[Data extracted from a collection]
((
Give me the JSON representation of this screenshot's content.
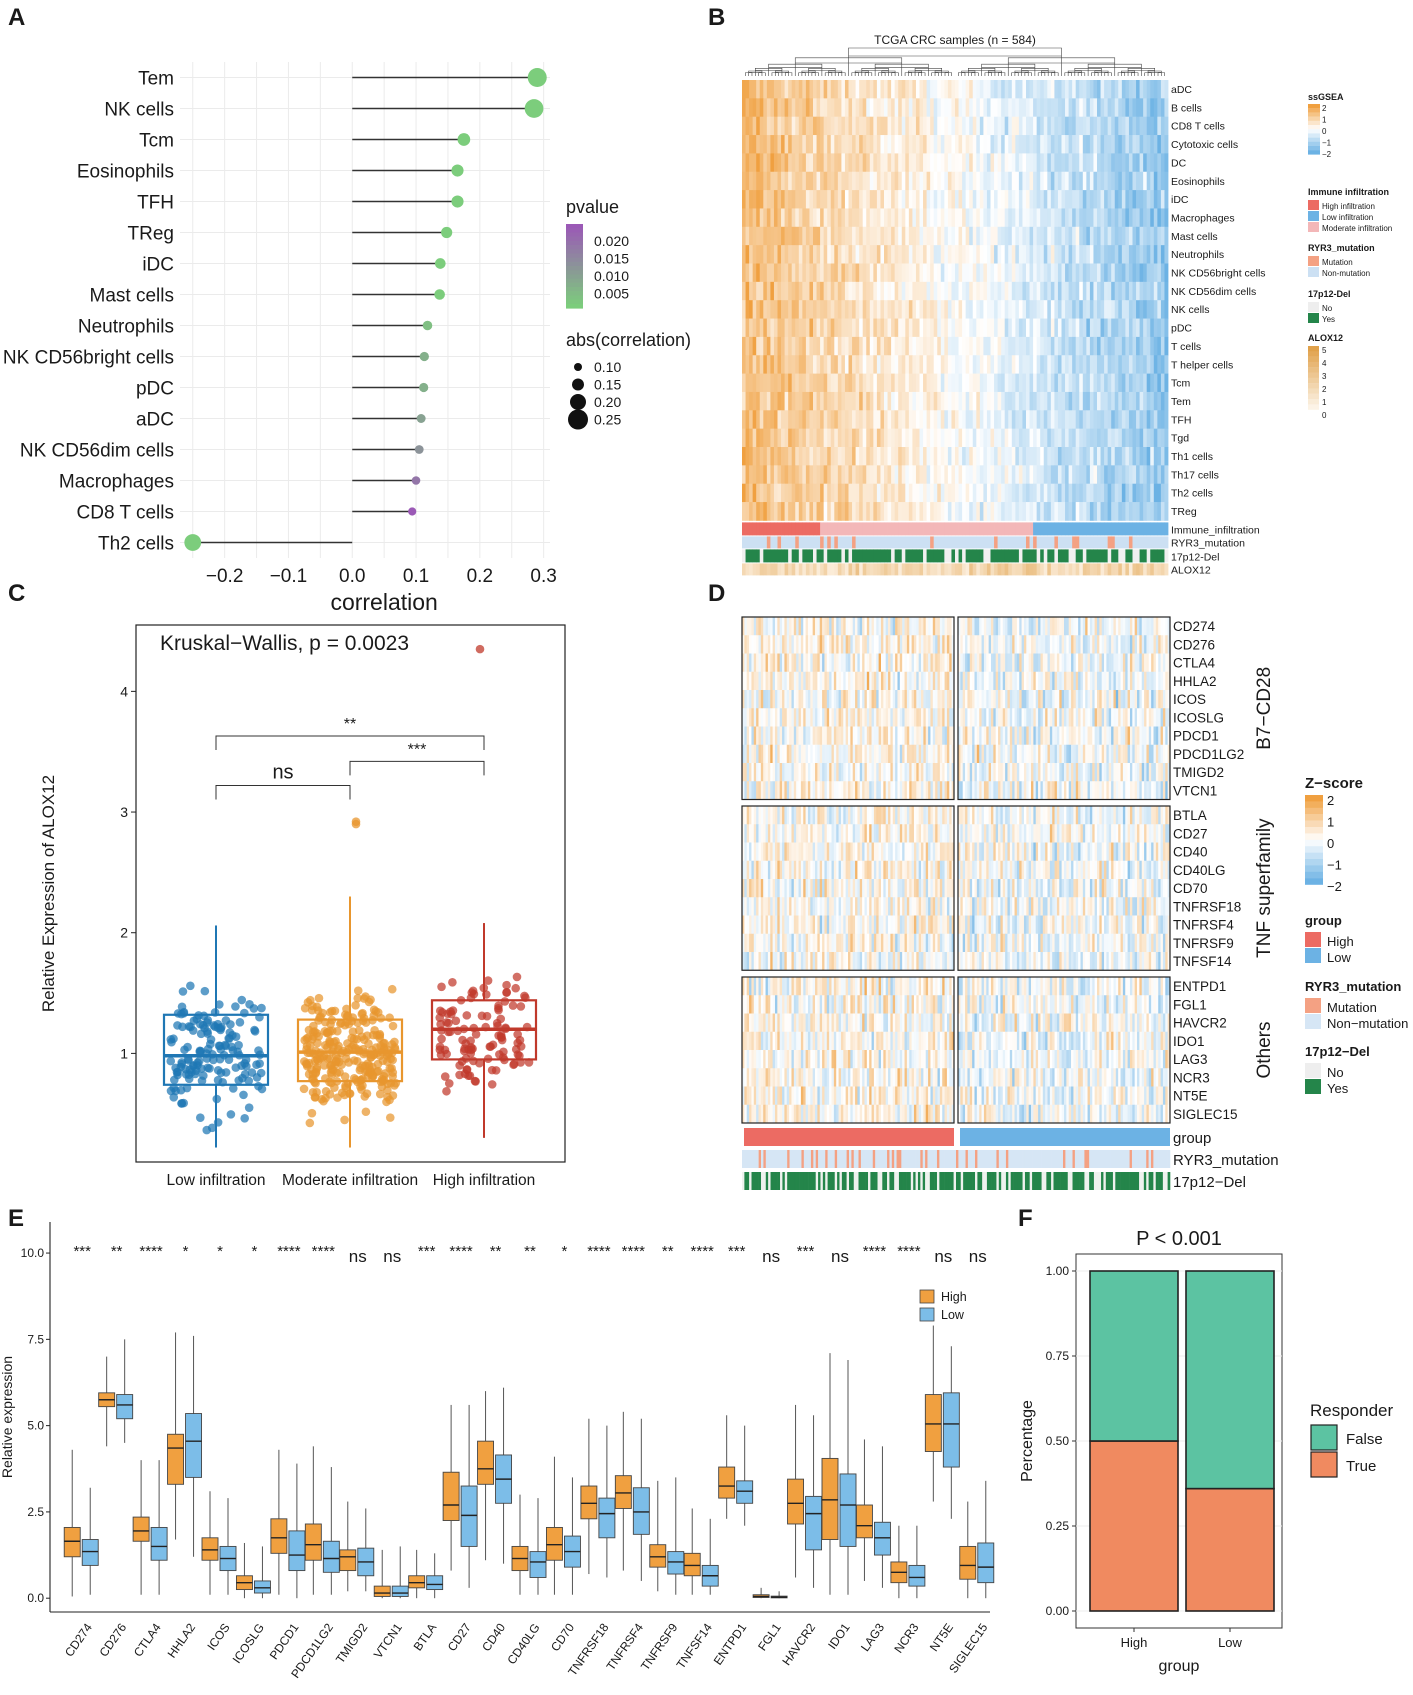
{
  "panels": {
    "A": "A",
    "B": "B",
    "C": "C",
    "D": "D",
    "E": "E",
    "F": "F"
  },
  "colors": {
    "orange": "#F0A040",
    "blue": "#6CB2E4",
    "red": "#EC6B63",
    "salmon": "#F4A183",
    "lightpink": "#F3B7B8",
    "lightblue": "#CCE0F3",
    "green": "#24854A",
    "teal": "#5CC3A2",
    "lilac": "#B7D3F0",
    "purple": "#9B59B6",
    "lightgreen": "#7CCD7C"
  },
  "chart_data": [
    {
      "panel": "A",
      "type": "lollipop",
      "categories": [
        "Tem",
        "NK cells",
        "Tcm",
        "Eosinophils",
        "TFH",
        "TReg",
        "iDC",
        "Mast cells",
        "Neutrophils",
        "NK CD56bright cells",
        "pDC",
        "aDC",
        "NK CD56dim cells",
        "Macrophages",
        "CD8 T cells",
        "Th2 cells"
      ],
      "values": [
        0.29,
        0.285,
        0.175,
        0.165,
        0.165,
        0.148,
        0.138,
        0.137,
        0.118,
        0.113,
        0.112,
        0.108,
        0.105,
        0.1,
        0.094,
        -0.25
      ],
      "pvalues": [
        0.001,
        0.001,
        0.002,
        0.002,
        0.002,
        0.003,
        0.003,
        0.004,
        0.006,
        0.008,
        0.008,
        0.01,
        0.012,
        0.016,
        0.02,
        0.001
      ],
      "xlabel": "correlation",
      "xticks": [
        "−0.2",
        "−0.1",
        "0.0",
        "0.1",
        "0.2",
        "0.3"
      ],
      "xlim": [
        -0.27,
        0.31
      ],
      "legend_pvalue_title": "pvalue",
      "legend_pvalue_ticks": [
        "0.020",
        "0.015",
        "0.010",
        "0.005"
      ],
      "legend_size_title": "abs(correlation)",
      "legend_size_ticks": [
        "0.10",
        "0.15",
        "0.20",
        "0.25"
      ]
    },
    {
      "panel": "B",
      "type": "heatmap",
      "title": "TCGA CRC samples (n = 584)",
      "rows": [
        "aDC",
        "B cells",
        "CD8 T cells",
        "Cytotoxic cells",
        "DC",
        "Eosinophils",
        "iDC",
        "Macrophages",
        "Mast cells",
        "Neutrophils",
        "NK CD56bright cells",
        "NK CD56dim cells",
        "NK cells",
        "pDC",
        "T cells",
        "T helper cells",
        "Tcm",
        "Tem",
        "TFH",
        "Tgd",
        "Th1 cells",
        "Th17 cells",
        "Th2 cells",
        "TReg"
      ],
      "annotation_rows": [
        "Immune_infiltration",
        "RYR3_mutation",
        "17p12-Del",
        "ALOX12"
      ],
      "legend": {
        "ssgsea_title": "ssGSEA",
        "ssgsea_ticks": [
          "2",
          "1",
          "0",
          "−1",
          "−2"
        ],
        "immune_title": "Immune infiltration",
        "immune_items": [
          "High infiltration",
          "Low infiltration",
          "Moderate infiltration"
        ],
        "ryr3_title": "RYR3_mutation",
        "ryr3_items": [
          "Mutation",
          "Non-mutation"
        ],
        "del_title": "17p12-Del",
        "del_items": [
          "No",
          "Yes"
        ],
        "alox_title": "ALOX12",
        "alox_ticks": [
          "5",
          "4",
          "3",
          "2",
          "1",
          "0"
        ]
      }
    },
    {
      "panel": "C",
      "type": "boxplot",
      "title": "Kruskal−Wallis, p = 0.0023",
      "categories": [
        "Low infiltration",
        "Moderate infiltration",
        "High infiltration"
      ],
      "ylabel": "Relative Expression of ALOX12",
      "yticks": [
        "1",
        "2",
        "3",
        "4"
      ],
      "ylim": [
        0.1,
        4.55
      ],
      "boxes": [
        {
          "q1": 0.74,
          "median": 0.98,
          "q3": 1.32,
          "wlo": 0.22,
          "whi": 2.06,
          "n": 150
        },
        {
          "q1": 0.77,
          "median": 1.01,
          "q3": 1.28,
          "wlo": 0.22,
          "whi": 2.3,
          "n": 270
        },
        {
          "q1": 0.95,
          "median": 1.2,
          "q3": 1.44,
          "wlo": 0.3,
          "whi": 2.08,
          "n": 110
        }
      ],
      "outliers": [
        {
          "group": 1,
          "y": 2.9
        },
        {
          "group": 1,
          "y": 2.92
        },
        {
          "group": 2,
          "y": 4.35
        }
      ],
      "comparisons": [
        {
          "from": 0,
          "to": 1,
          "y": 3.22,
          "label": "ns"
        },
        {
          "from": 1,
          "to": 2,
          "y": 3.42,
          "label": "***"
        },
        {
          "from": 0,
          "to": 2,
          "y": 3.63,
          "label": "**"
        }
      ]
    },
    {
      "panel": "D",
      "type": "heatmap",
      "groups": [
        {
          "name": "B7−CD28",
          "rows": [
            "CD274",
            "CD276",
            "CTLA4",
            "HHLA2",
            "ICOS",
            "ICOSLG",
            "PDCD1",
            "PDCD1LG2",
            "TMIGD2",
            "VTCN1"
          ]
        },
        {
          "name": "TNF superfamily",
          "rows": [
            "BTLA",
            "CD27",
            "CD40",
            "CD40LG",
            "CD70",
            "TNFRSF18",
            "TNFRSF4",
            "TNFRSF9",
            "TNFSF14"
          ]
        },
        {
          "name": "Others",
          "rows": [
            "ENTPD1",
            "FGL1",
            "HAVCR2",
            "IDO1",
            "LAG3",
            "NCR3",
            "NT5E",
            "SIGLEC15"
          ]
        }
      ],
      "annotation_rows": [
        "group",
        "RYR3_mutation",
        "17p12−Del"
      ],
      "legend": {
        "zscore_title": "Z−score",
        "zscore_ticks": [
          "2",
          "1",
          "0",
          "−1",
          "−2"
        ],
        "group_title": "group",
        "group_items": [
          "High",
          "Low"
        ],
        "ryr3_title": "RYR3_mutation",
        "ryr3_items": [
          "Mutation",
          "Non−mutation"
        ],
        "del_title": "17p12−Del",
        "del_items": [
          "No",
          "Yes"
        ]
      }
    },
    {
      "panel": "E",
      "type": "boxplot",
      "ylabel": "Relative expression",
      "yticks": [
        "0.0",
        "2.5",
        "5.0",
        "7.5",
        "10.0"
      ],
      "ylim": [
        -0.4,
        10.9
      ],
      "legend": [
        "High",
        "Low"
      ],
      "series": [
        {
          "name": "High",
          "boxes": [
            [
              0.05,
              1.2,
              1.65,
              2.05,
              4.3
            ],
            [
              4.4,
              5.55,
              5.75,
              5.95,
              7.0
            ],
            [
              0.1,
              1.65,
              1.95,
              2.35,
              4.0
            ],
            [
              1.7,
              3.3,
              4.35,
              4.75,
              7.7
            ],
            [
              0.1,
              1.1,
              1.4,
              1.75,
              3.1
            ],
            [
              0,
              0.25,
              0.45,
              0.65,
              1.6
            ],
            [
              0.1,
              1.3,
              1.75,
              2.3,
              4.3
            ],
            [
              0.1,
              1.1,
              1.55,
              2.15,
              4.4
            ],
            [
              0.2,
              0.8,
              1.2,
              1.4,
              2.8
            ],
            [
              0,
              0.05,
              0.15,
              0.35,
              1.4
            ],
            [
              0,
              0.3,
              0.45,
              0.65,
              1.4
            ],
            [
              0.8,
              2.25,
              2.7,
              3.65,
              5.6
            ],
            [
              1.1,
              3.3,
              3.75,
              4.55,
              6.0
            ],
            [
              0.1,
              0.8,
              1.15,
              1.5,
              3.0
            ],
            [
              0.1,
              1.1,
              1.55,
              2.05,
              4.1
            ],
            [
              0.7,
              2.3,
              2.75,
              3.25,
              5.2
            ],
            [
              0.8,
              2.6,
              3.05,
              3.55,
              5.4
            ],
            [
              0.2,
              0.9,
              1.2,
              1.55,
              3.4
            ],
            [
              0.1,
              0.65,
              0.95,
              1.3,
              2.6
            ],
            [
              2.3,
              2.9,
              3.25,
              3.8,
              5.3
            ],
            [
              0,
              0.02,
              0.05,
              0.1,
              0.3
            ],
            [
              0.6,
              2.15,
              2.75,
              3.45,
              5.6
            ],
            [
              0.1,
              1.7,
              2.85,
              4.05,
              7.1
            ],
            [
              0.5,
              1.75,
              2.1,
              2.7,
              4.6
            ],
            [
              0,
              0.45,
              0.75,
              1.05,
              2.1
            ],
            [
              2.8,
              4.25,
              5.05,
              5.9,
              7.9
            ],
            [
              0,
              0.55,
              0.95,
              1.5,
              2.8
            ]
          ]
        },
        {
          "name": "Low",
          "boxes": [
            [
              0.1,
              0.95,
              1.35,
              1.7,
              3.2
            ],
            [
              4.5,
              5.2,
              5.6,
              5.9,
              7.5
            ],
            [
              0.1,
              1.1,
              1.5,
              2.05,
              4.0
            ],
            [
              1.2,
              3.5,
              4.55,
              5.35,
              7.6
            ],
            [
              0.1,
              0.8,
              1.15,
              1.5,
              2.9
            ],
            [
              0,
              0.15,
              0.3,
              0.5,
              1.5
            ],
            [
              0,
              0.8,
              1.25,
              1.95,
              3.9
            ],
            [
              0.1,
              0.75,
              1.15,
              1.65,
              3.8
            ],
            [
              0.2,
              0.65,
              1.05,
              1.45,
              2.6
            ],
            [
              0,
              0.05,
              0.15,
              0.35,
              1.5
            ],
            [
              0,
              0.25,
              0.4,
              0.65,
              1.3
            ],
            [
              0.3,
              1.5,
              2.4,
              3.25,
              5.6
            ],
            [
              1.0,
              2.75,
              3.45,
              4.15,
              6.1
            ],
            [
              0.1,
              0.6,
              1.05,
              1.35,
              2.9
            ],
            [
              0.1,
              0.9,
              1.35,
              1.8,
              3.5
            ],
            [
              0.6,
              1.75,
              2.45,
              2.9,
              5.0
            ],
            [
              0.5,
              1.85,
              2.5,
              3.2,
              5.2
            ],
            [
              0.1,
              0.7,
              1.05,
              1.35,
              3.5
            ],
            [
              0.1,
              0.35,
              0.65,
              0.95,
              2.3
            ],
            [
              2.1,
              2.75,
              3.1,
              3.4,
              5.0
            ],
            [
              0,
              0.01,
              0.03,
              0.06,
              0.2
            ],
            [
              0.3,
              1.4,
              2.45,
              2.95,
              5.3
            ],
            [
              0.1,
              1.5,
              2.7,
              3.6,
              6.9
            ],
            [
              0.3,
              1.25,
              1.75,
              2.2,
              4.4
            ],
            [
              0,
              0.35,
              0.6,
              0.95,
              2.1
            ],
            [
              2.3,
              3.8,
              5.05,
              5.95,
              7.3
            ],
            [
              0,
              0.45,
              0.9,
              1.6,
              3.4
            ]
          ]
        }
      ],
      "categories": [
        "CD274",
        "CD276",
        "CTLA4",
        "HHLA2",
        "ICOS",
        "ICOSLG",
        "PDCD1",
        "PDCD1LG2",
        "TMIGD2",
        "VTCN1",
        "BTLA",
        "CD27",
        "CD40",
        "CD40LG",
        "CD70",
        "TNFRSF18",
        "TNFRSF4",
        "TNFRSF9",
        "TNFSF14",
        "ENTPD1",
        "FGL1",
        "HAVCR2",
        "IDO1",
        "LAG3",
        "NCR3",
        "NT5E",
        "SIGLEC15"
      ],
      "significance": [
        "***",
        "**",
        "****",
        "*",
        "*",
        "*",
        "****",
        "****",
        "ns",
        "ns",
        "***",
        "****",
        "**",
        "**",
        "*",
        "****",
        "****",
        "**",
        "****",
        "***",
        "ns",
        "***",
        "ns",
        "****",
        "****",
        "ns",
        "ns"
      ]
    },
    {
      "panel": "F",
      "type": "stacked_bar",
      "title": "P < 0.001",
      "categories": [
        "High",
        "Low"
      ],
      "xlabel": "group",
      "ylabel": "Percentage",
      "yticks": [
        "0.00",
        "0.25",
        "0.50",
        "0.75",
        "1.00"
      ],
      "ylim": [
        -0.05,
        1.05
      ],
      "series": [
        {
          "name": "True",
          "values": [
            0.5,
            0.36
          ]
        },
        {
          "name": "False",
          "values": [
            0.5,
            0.64
          ]
        }
      ],
      "legend_title": "Responder",
      "legend_items": [
        "False",
        "True"
      ]
    }
  ]
}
))
WHAT YOU WILL DO: If a line of the data holds the string "Relative", list it.

YOUR SOLUTION:
      "ylabel": "Relative Expression of ALOX12",
      "ylabel": "Relative expression",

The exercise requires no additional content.